• **Objective**:
Carry none of the pictures over; set down the material below exactly.

>> BEGIN Material provided

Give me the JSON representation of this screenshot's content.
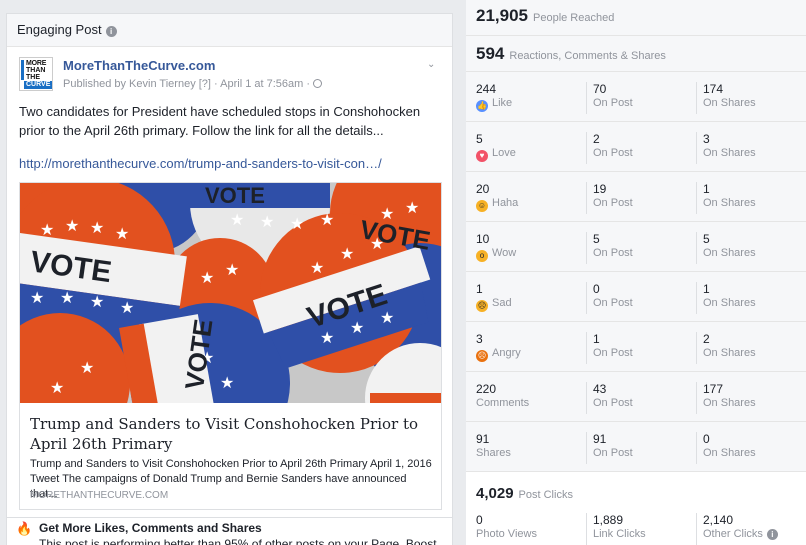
{
  "left": {
    "header": "Engaging Post",
    "post": {
      "logo_text": [
        "MORE",
        "THAN",
        "THE",
        "CURVE"
      ],
      "page_name": "MoreThanTheCurve.com",
      "published_line": "Published by Kevin Tierney [?] · April 1 at 7:56am · ",
      "text": "Two candidates for President have scheduled stops in Conshohocken prior to the April 26th primary. Follow the link for all the details...",
      "link": "http://morethanthecurve.com/trump-and-sanders-to-visit-con…/",
      "card": {
        "image_word": "VOTE",
        "title": "Trump and Sanders to Visit Conshohocken Prior to April 26th Primary",
        "description": "Trump and Sanders to Visit Conshohocken Prior to April 26th Primary April 1, 2016 Tweet The campaigns of Donald Trump and Bernie Sanders have announced that...",
        "domain": "MORETHANTHECURVE.COM"
      }
    },
    "tip": {
      "title": "Get More Likes, Comments and Shares",
      "text": "This post is performing better than 95% of other posts on your Page. Boost"
    }
  },
  "right": {
    "reached": {
      "value": "21,905",
      "label": "People Reached"
    },
    "engagement": {
      "value": "594",
      "label": "Reactions, Comments & Shares"
    },
    "rows": [
      {
        "total": "244",
        "label": "Like",
        "icon": "like-icon",
        "on_post": "70",
        "on_shares": "174"
      },
      {
        "total": "5",
        "label": "Love",
        "icon": "love-icon",
        "on_post": "2",
        "on_shares": "3"
      },
      {
        "total": "20",
        "label": "Haha",
        "icon": "haha-icon",
        "on_post": "19",
        "on_shares": "1"
      },
      {
        "total": "10",
        "label": "Wow",
        "icon": "wow-icon",
        "on_post": "5",
        "on_shares": "5"
      },
      {
        "total": "1",
        "label": "Sad",
        "icon": "sad-icon",
        "on_post": "0",
        "on_shares": "1"
      },
      {
        "total": "3",
        "label": "Angry",
        "icon": "angry-icon",
        "on_post": "1",
        "on_shares": "2"
      },
      {
        "total": "220",
        "label": "Comments",
        "icon": "",
        "on_post": "43",
        "on_shares": "177"
      },
      {
        "total": "91",
        "label": "Shares",
        "icon": "",
        "on_post": "91",
        "on_shares": "0"
      }
    ],
    "on_post_label": "On Post",
    "on_shares_label": "On Shares",
    "post_clicks": {
      "value": "4,029",
      "label": "Post Clicks"
    },
    "clicks": [
      {
        "value": "0",
        "label": "Photo Views"
      },
      {
        "value": "1,889",
        "label": "Link Clicks"
      },
      {
        "value": "2,140",
        "label": "Other Clicks"
      }
    ]
  },
  "colors": {
    "link": "#365899",
    "like": "#5890ff",
    "love": "#f25268",
    "haha": "#f7b125",
    "angry": "#e9710f"
  }
}
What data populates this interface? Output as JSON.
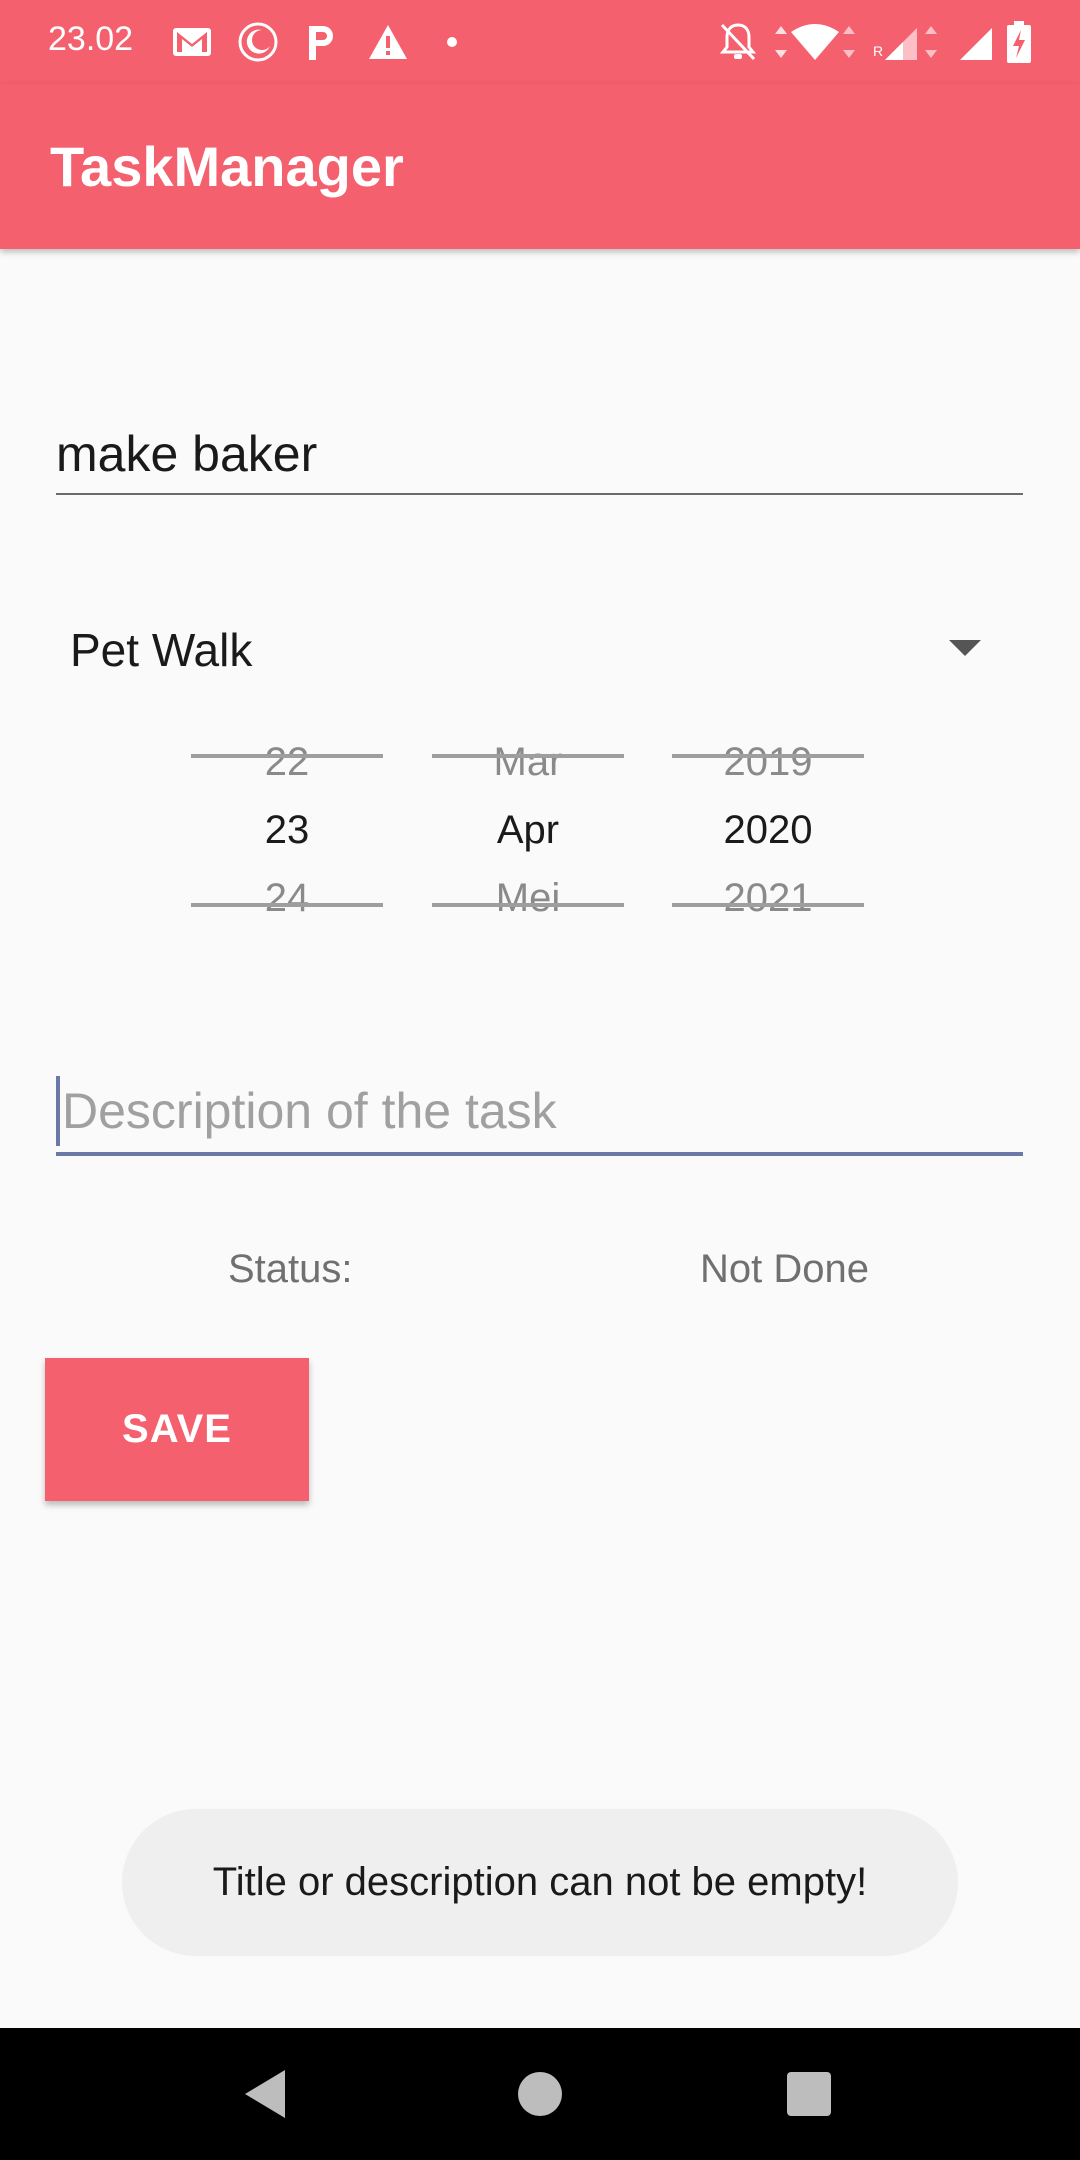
{
  "status_bar": {
    "time": "23.02",
    "left_icons": [
      "gmail-icon",
      "moon-icon",
      "p-icon",
      "warning-icon",
      "dot-icon"
    ],
    "right_icons": [
      "bell-off-icon",
      "wifi-icon",
      "signal-roaming-icon",
      "signal-icon",
      "battery-charging-icon"
    ]
  },
  "app_bar": {
    "title": "TaskManager"
  },
  "form": {
    "title_value": "make baker",
    "category_selected": "Pet Walk",
    "date_picker": {
      "day": {
        "prev": "22",
        "current": "23",
        "next": "24"
      },
      "month": {
        "prev": "Mar",
        "current": "Apr",
        "next": "Mei"
      },
      "year": {
        "prev": "2019",
        "current": "2020",
        "next": "2021"
      }
    },
    "description_placeholder": "Description of the task",
    "description_value": "",
    "status_label": "Status:",
    "status_value": "Not Done",
    "save_label": "SAVE"
  },
  "toast": {
    "message": "Title or description can not be empty!"
  },
  "colors": {
    "accent": "#f4606e",
    "toast_bg": "#efefef",
    "navbar": "#000000"
  },
  "nav_bar": {
    "icons": [
      "back-icon",
      "home-icon",
      "recents-icon"
    ]
  }
}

>> END Material provided

• **Result for this task**:
Give me the JSON representation of this screenshot's content.
{
  "left": {
    "header": "Engaging Post",
    "post": {
      "logo_text": [
        "MORE",
        "THAN",
        "THE",
        "CURVE"
      ],
      "page_name": "MoreThanTheCurve.com",
      "published_line": "Published by Kevin Tierney [?] · April 1 at 7:56am · ",
      "text": "Two candidates for President have scheduled stops in Conshohocken prior to the April 26th primary. Follow the link for all the details...",
      "link": "http://morethanthecurve.com/trump-and-sanders-to-visit-con…/",
      "card": {
        "image_word": "VOTE",
        "title": "Trump and Sanders to Visit Conshohocken Prior to April 26th Primary",
        "description": "Trump and Sanders to Visit Conshohocken Prior to April 26th Primary April 1, 2016 Tweet The campaigns of Donald Trump and Bernie Sanders have announced that...",
        "domain": "MORETHANTHECURVE.COM"
      }
    },
    "tip": {
      "title": "Get More Likes, Comments and Shares",
      "text": "This post is performing better than 95% of other posts on your Page. Boost"
    }
  },
  "right": {
    "reached": {
      "value": "21,905",
      "label": "People Reached"
    },
    "engagement": {
      "value": "594",
      "label": "Reactions, Comments & Shares"
    },
    "rows": [
      {
        "total": "244",
        "label": "Like",
        "icon": "like-icon",
        "on_post": "70",
        "on_shares": "174"
      },
      {
        "total": "5",
        "label": "Love",
        "icon": "love-icon",
        "on_post": "2",
        "on_shares": "3"
      },
      {
        "total": "20",
        "label": "Haha",
        "icon": "haha-icon",
        "on_post": "19",
        "on_shares": "1"
      },
      {
        "total": "10",
        "label": "Wow",
        "icon": "wow-icon",
        "on_post": "5",
        "on_shares": "5"
      },
      {
        "total": "1",
        "label": "Sad",
        "icon": "sad-icon",
        "on_post": "0",
        "on_shares": "1"
      },
      {
        "total": "3",
        "label": "Angry",
        "icon": "angry-icon",
        "on_post": "1",
        "on_shares": "2"
      },
      {
        "total": "220",
        "label": "Comments",
        "icon": "",
        "on_post": "43",
        "on_shares": "177"
      },
      {
        "total": "91",
        "label": "Shares",
        "icon": "",
        "on_post": "91",
        "on_shares": "0"
      }
    ],
    "on_post_label": "On Post",
    "on_shares_label": "On Shares",
    "post_clicks": {
      "value": "4,029",
      "label": "Post Clicks"
    },
    "clicks": [
      {
        "value": "0",
        "label": "Photo Views"
      },
      {
        "value": "1,889",
        "label": "Link Clicks"
      },
      {
        "value": "2,140",
        "label": "Other Clicks"
      }
    ]
  },
  "colors": {
    "link": "#365899",
    "like": "#5890ff",
    "love": "#f25268",
    "haha": "#f7b125",
    "angry": "#e9710f"
  }
}
What data populates this interface? Output as JSON.
{
  "status_bar": {
    "time": "23.02",
    "left_icons": [
      "gmail-icon",
      "moon-icon",
      "p-icon",
      "warning-icon",
      "dot-icon"
    ],
    "right_icons": [
      "bell-off-icon",
      "wifi-icon",
      "signal-roaming-icon",
      "signal-icon",
      "battery-charging-icon"
    ]
  },
  "app_bar": {
    "title": "TaskManager"
  },
  "form": {
    "title_value": "make baker",
    "category_selected": "Pet Walk",
    "date_picker": {
      "day": {
        "prev": "22",
        "current": "23",
        "next": "24"
      },
      "month": {
        "prev": "Mar",
        "current": "Apr",
        "next": "Mei"
      },
      "year": {
        "prev": "2019",
        "current": "2020",
        "next": "2021"
      }
    },
    "description_placeholder": "Description of the task",
    "description_value": "",
    "status_label": "Status:",
    "status_value": "Not Done",
    "save_label": "SAVE"
  },
  "toast": {
    "message": "Title or description can not be empty!"
  },
  "colors": {
    "accent": "#f4606e",
    "toast_bg": "#efefef",
    "navbar": "#000000"
  },
  "nav_bar": {
    "icons": [
      "back-icon",
      "home-icon",
      "recents-icon"
    ]
  }
}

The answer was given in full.